-- BEGIN --

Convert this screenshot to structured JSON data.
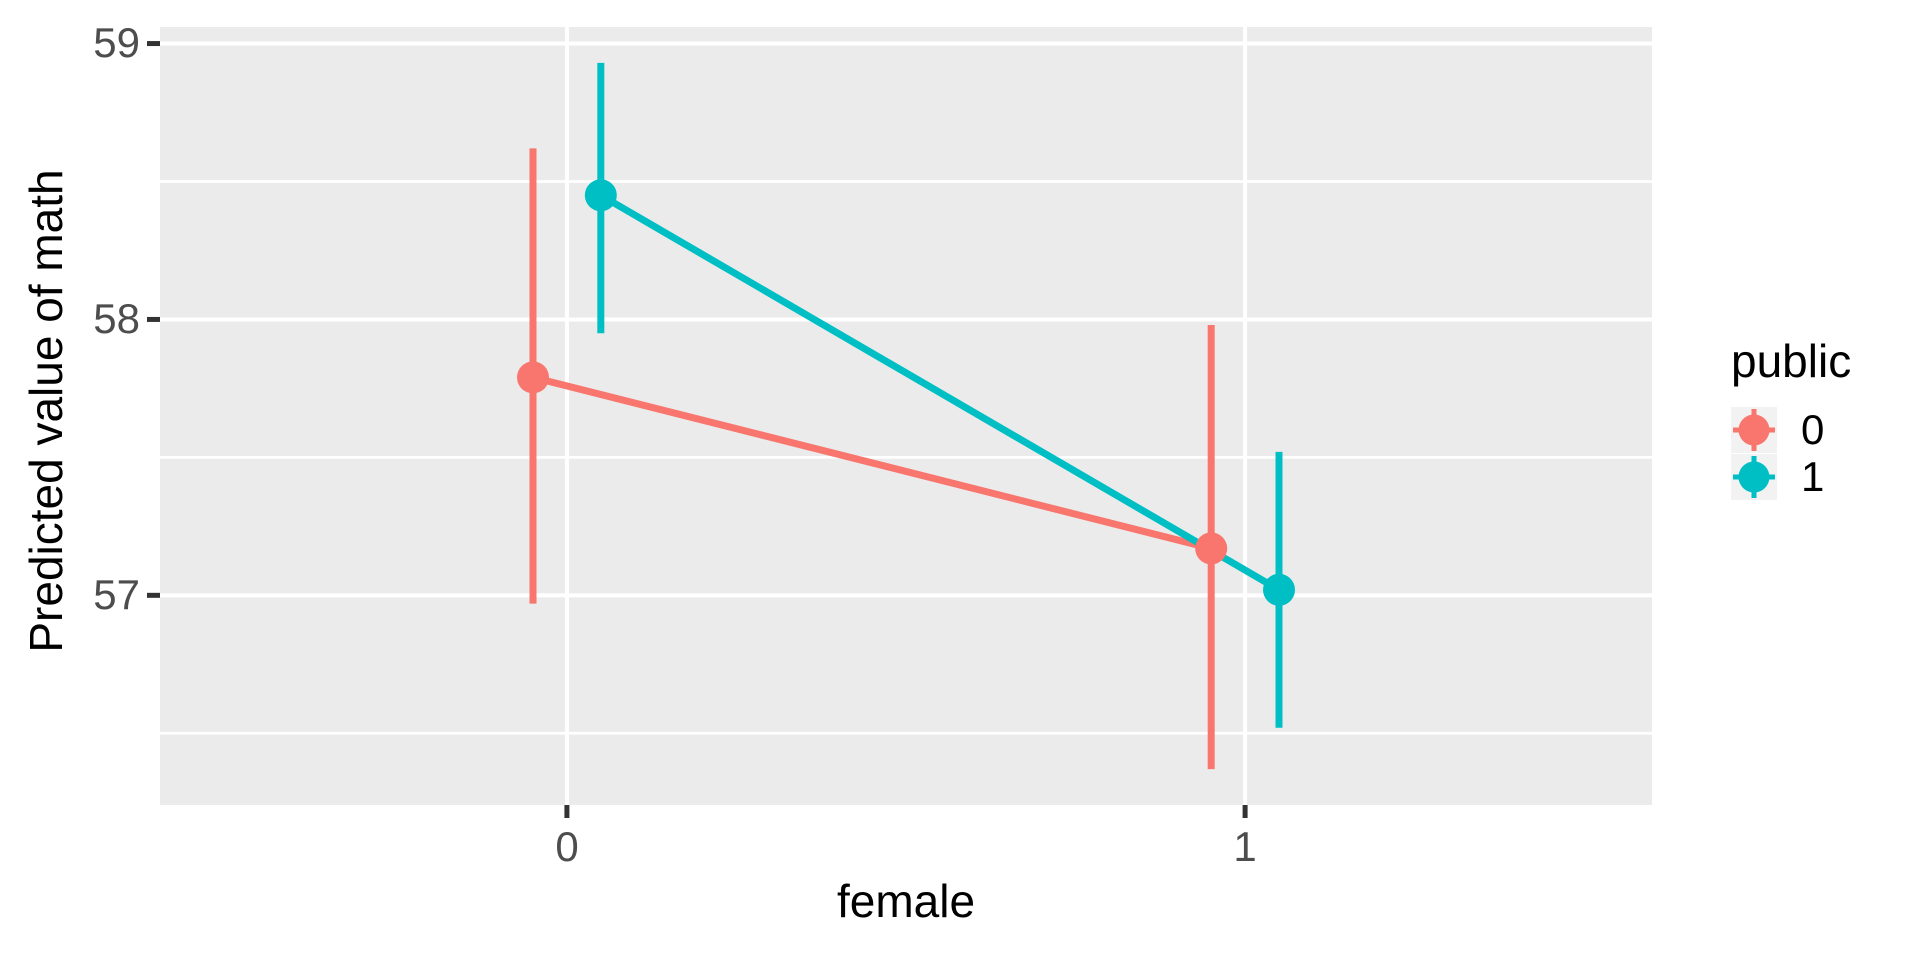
{
  "chart_data": {
    "type": "line",
    "title": "",
    "xlabel": "female",
    "ylabel": "Predicted value of math",
    "grid": true,
    "legend_position": "right",
    "legend": {
      "title": "public",
      "entries": [
        {
          "label": "0",
          "color": "#F8766D"
        },
        {
          "label": "1",
          "color": "#00BFC4"
        }
      ]
    },
    "x_ticks": [
      {
        "value": 0,
        "label": "0"
      },
      {
        "value": 1,
        "label": "1"
      }
    ],
    "y_ticks": [
      {
        "value": 57,
        "label": "57"
      },
      {
        "value": 58,
        "label": "58"
      },
      {
        "value": 59,
        "label": "59"
      }
    ],
    "y_minor_breaks": [
      56.5,
      57.5,
      58.5
    ],
    "xlim": [
      -0.6,
      1.6
    ],
    "ylim": [
      56.24,
      59.06
    ],
    "series": [
      {
        "name": "0",
        "color": "#F8766D",
        "points": [
          {
            "x": -0.05,
            "y": 57.79,
            "ymin": 56.97,
            "ymax": 58.62
          },
          {
            "x": 0.95,
            "y": 57.17,
            "ymin": 56.37,
            "ymax": 57.98
          }
        ]
      },
      {
        "name": "1",
        "color": "#00BFC4",
        "points": [
          {
            "x": 0.05,
            "y": 58.45,
            "ymin": 57.95,
            "ymax": 58.93
          },
          {
            "x": 1.05,
            "y": 57.02,
            "ymin": 56.52,
            "ymax": 57.52
          }
        ]
      }
    ],
    "colors": {
      "panel_bg": "#EBEBEB",
      "grid": "#FFFFFF",
      "tick": "#333333",
      "tick_label": "#4D4D4D",
      "title": "#000000",
      "legend_key_bg": "#F2F2F2"
    }
  }
}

-- END --

[Your instructions]:
List each line in the listing that contains the string "value".

[Task result]:
    "ylabel": "Predicted value of math",
        "value": 0,
        "value": 1,
        "value": 57,
        "value": 58,
        "value": 59,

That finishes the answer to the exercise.